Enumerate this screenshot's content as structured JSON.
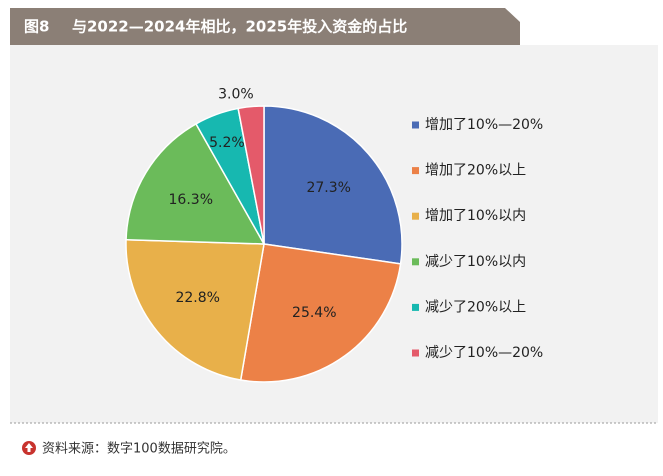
{
  "chart_data": {
    "type": "pie",
    "figure_label": "图8",
    "title": "与2022—2024年相比，2025年投入资金的占比",
    "categories": [
      "增加了10%—20%",
      "增加了20%以上",
      "增加了10%以内",
      "减少了10%以内",
      "减少了20%以上",
      "减少了10%—20%"
    ],
    "values": [
      27.3,
      25.4,
      22.8,
      16.3,
      5.2,
      3.0
    ],
    "value_labels": [
      "27.3%",
      "25.4%",
      "22.8%",
      "16.3%",
      "5.2%",
      "3.0%"
    ],
    "colors": [
      "#4a6bb5",
      "#ec8147",
      "#e8b04a",
      "#6bbb5a",
      "#17b8b0",
      "#e45a6a"
    ],
    "legend": "right",
    "source": "资料来源：数字100数据研究院。"
  }
}
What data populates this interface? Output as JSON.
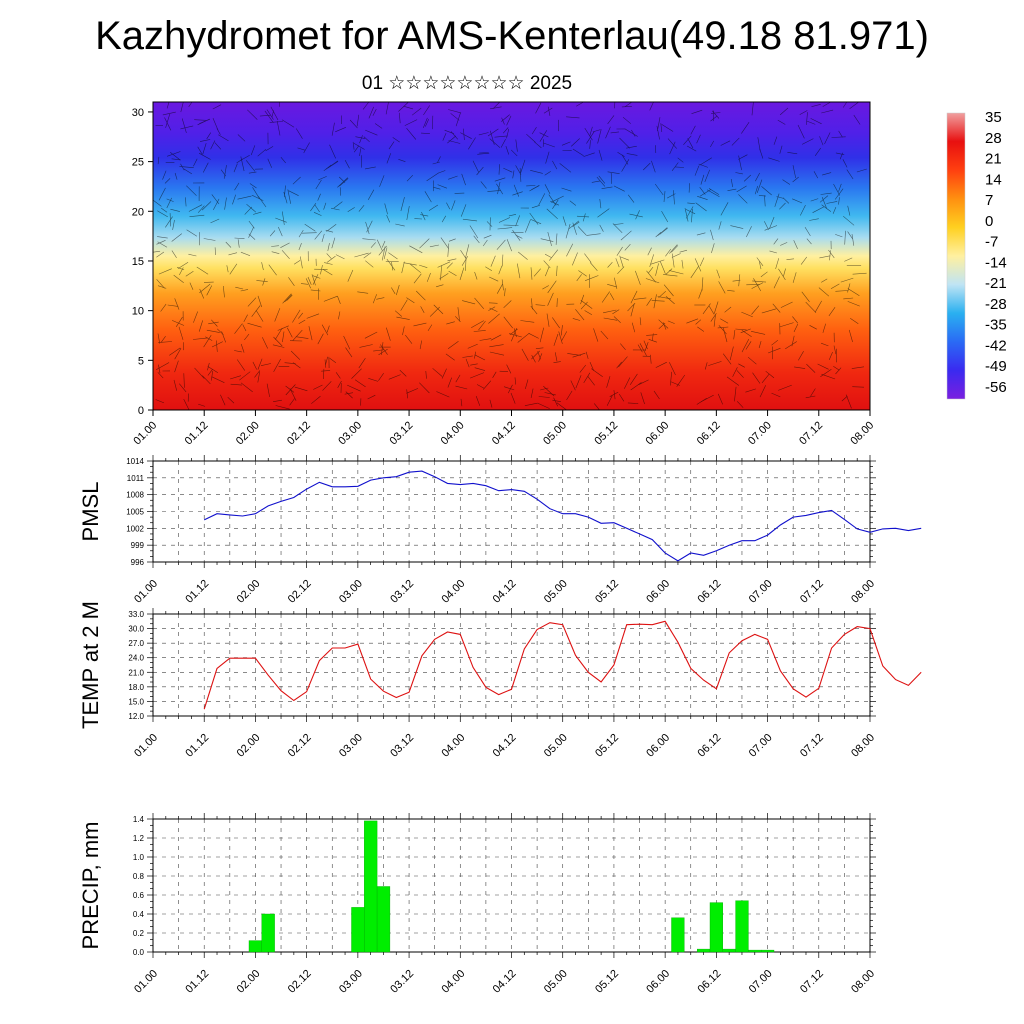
{
  "header": {
    "title": "Kazhydromet for AMS-Kenterlau(49.18 81.971)",
    "subtitle": "01 ☆☆☆☆☆☆☆☆ 2025"
  },
  "colors": {
    "pmsl_line": "#1010cc",
    "temp_line": "#dd1111",
    "precip_bar": "#00ee00",
    "colorbar_stops": [
      "#7a1fe0",
      "#3a2af0",
      "#2a6af5",
      "#2ab0f0",
      "#bfe4f4",
      "#fff0a0",
      "#ffd020",
      "#ff9010",
      "#ff4010",
      "#e81010",
      "#f0a0a0"
    ]
  },
  "chart_data": [
    {
      "type": "heatmap",
      "name": "cross-section",
      "title": "",
      "x_ticks": [
        "01.00",
        "01.12",
        "02.00",
        "02.12",
        "03.00",
        "03.12",
        "04.00",
        "04.12",
        "05.00",
        "05.12",
        "06.00",
        "06.12",
        "07.00",
        "07.12",
        "08.00"
      ],
      "y_ticks": [
        0,
        5,
        10,
        15,
        20,
        25,
        30
      ],
      "ylim": [
        0,
        31
      ],
      "colorbar": {
        "labels": [
          "35",
          "28",
          "21",
          "14",
          "7",
          "0",
          "-7",
          "-14",
          "-21",
          "-28",
          "-35",
          "-42",
          "-49",
          "-56"
        ]
      }
    },
    {
      "type": "line",
      "ylabel": "PMSL",
      "x_ticks": [
        "01.00",
        "01.12",
        "02.00",
        "02.12",
        "03.00",
        "03.12",
        "04.00",
        "04.12",
        "05.00",
        "05.12",
        "06.00",
        "06.12",
        "07.00",
        "07.12",
        "08.00"
      ],
      "y_ticks": [
        "996",
        "999",
        "1002",
        "1005",
        "1008",
        "1011",
        "1014"
      ],
      "ylim": [
        996,
        1014
      ],
      "series": [
        {
          "x": [
            0,
            3,
            6,
            9,
            12,
            15,
            18,
            21,
            24,
            27,
            30,
            33,
            36,
            39,
            42,
            45,
            48,
            51,
            54,
            57,
            60,
            63,
            66,
            69,
            72,
            75,
            78,
            81,
            84,
            87,
            90,
            93,
            96,
            99,
            102,
            105,
            108,
            111,
            114,
            117,
            120,
            123,
            126,
            129,
            132,
            135,
            138,
            141,
            144,
            147,
            150,
            153,
            156,
            159,
            162,
            165,
            168
          ],
          "values": [
            1003.5,
            1004.6,
            1004.4,
            1004.2,
            1004.6,
            1006.0,
            1006.8,
            1007.5,
            1009.0,
            1010.2,
            1009.4,
            1009.4,
            1009.5,
            1010.6,
            1011.0,
            1011.2,
            1012.0,
            1012.2,
            1011.2,
            1010.0,
            1009.8,
            1010.0,
            1009.6,
            1008.7,
            1008.9,
            1008.6,
            1007.2,
            1005.5,
            1004.6,
            1004.6,
            1004.0,
            1002.9,
            1003.0,
            1002.0,
            1001.0,
            1000.0,
            997.6,
            996.2,
            997.6,
            997.2,
            998.0,
            999.0,
            999.8,
            999.8,
            1000.8,
            1002.6,
            1004.0,
            1004.3,
            1004.8,
            1005.2,
            1003.6,
            1001.9,
            1001.3,
            1001.9,
            1002.0,
            1001.6,
            1002.0
          ]
        }
      ]
    },
    {
      "type": "line",
      "ylabel": "TEMP at 2 M",
      "x_ticks": [
        "01.00",
        "01.12",
        "02.00",
        "02.12",
        "03.00",
        "03.12",
        "04.00",
        "04.12",
        "05.00",
        "05.12",
        "06.00",
        "06.12",
        "07.00",
        "07.12",
        "08.00"
      ],
      "y_ticks": [
        "12.0",
        "15.0",
        "18.0",
        "21.0",
        "24.0",
        "27.0",
        "30.0",
        "33.0"
      ],
      "ylim": [
        12,
        33
      ],
      "series": [
        {
          "x": [
            0,
            3,
            6,
            9,
            12,
            15,
            18,
            21,
            24,
            27,
            30,
            33,
            36,
            39,
            42,
            45,
            48,
            51,
            54,
            57,
            60,
            63,
            66,
            69,
            72,
            75,
            78,
            81,
            84,
            87,
            90,
            93,
            96,
            99,
            102,
            105,
            108,
            111,
            114,
            117,
            120,
            123,
            126,
            129,
            132,
            135,
            138,
            141,
            144,
            147,
            150,
            153,
            156,
            159,
            162,
            165,
            168
          ],
          "values": [
            13.4,
            21.8,
            23.9,
            23.9,
            23.9,
            20.4,
            17.2,
            15.2,
            17.0,
            23.4,
            26.0,
            26.0,
            26.8,
            19.6,
            17.1,
            15.8,
            16.9,
            24.4,
            27.8,
            29.3,
            28.8,
            22.0,
            17.9,
            16.4,
            17.5,
            25.8,
            29.8,
            31.2,
            30.8,
            24.5,
            21.0,
            19.0,
            22.5,
            30.8,
            30.9,
            30.8,
            31.5,
            27.2,
            21.8,
            19.4,
            17.6,
            25.0,
            27.5,
            28.8,
            27.8,
            21.3,
            17.6,
            15.9,
            17.7,
            26.0,
            28.8,
            30.4,
            30.0,
            22.3,
            19.5,
            18.3,
            21.0
          ]
        }
      ]
    },
    {
      "type": "bar",
      "ylabel": "PRECIP, mm",
      "x_ticks": [
        "01.00",
        "01.12",
        "02.00",
        "02.12",
        "03.00",
        "03.12",
        "04.00",
        "04.12",
        "05.00",
        "05.12",
        "06.00",
        "06.12",
        "07.00",
        "07.12",
        "08.00"
      ],
      "y_ticks": [
        "0.0",
        "0.2",
        "0.4",
        "0.6",
        "0.8",
        "1.0",
        "1.2",
        "1.4"
      ],
      "ylim": [
        0,
        1.4
      ],
      "bar_width_hours": 3,
      "series": [
        {
          "x": [
            6,
            9,
            30,
            33,
            36,
            105,
            111,
            114,
            117,
            120,
            123,
            126
          ],
          "values": [
            0.12,
            0.4,
            0.47,
            1.38,
            0.69,
            0.36,
            0.03,
            0.52,
            0.03,
            0.54,
            0.02,
            0.02
          ]
        }
      ]
    }
  ]
}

Written problem:
Return each line of the listing that holds the string "JSON".

Solution to this task:
Enumerate this screenshot's content as structured JSON.
What data populates this interface? Output as JSON.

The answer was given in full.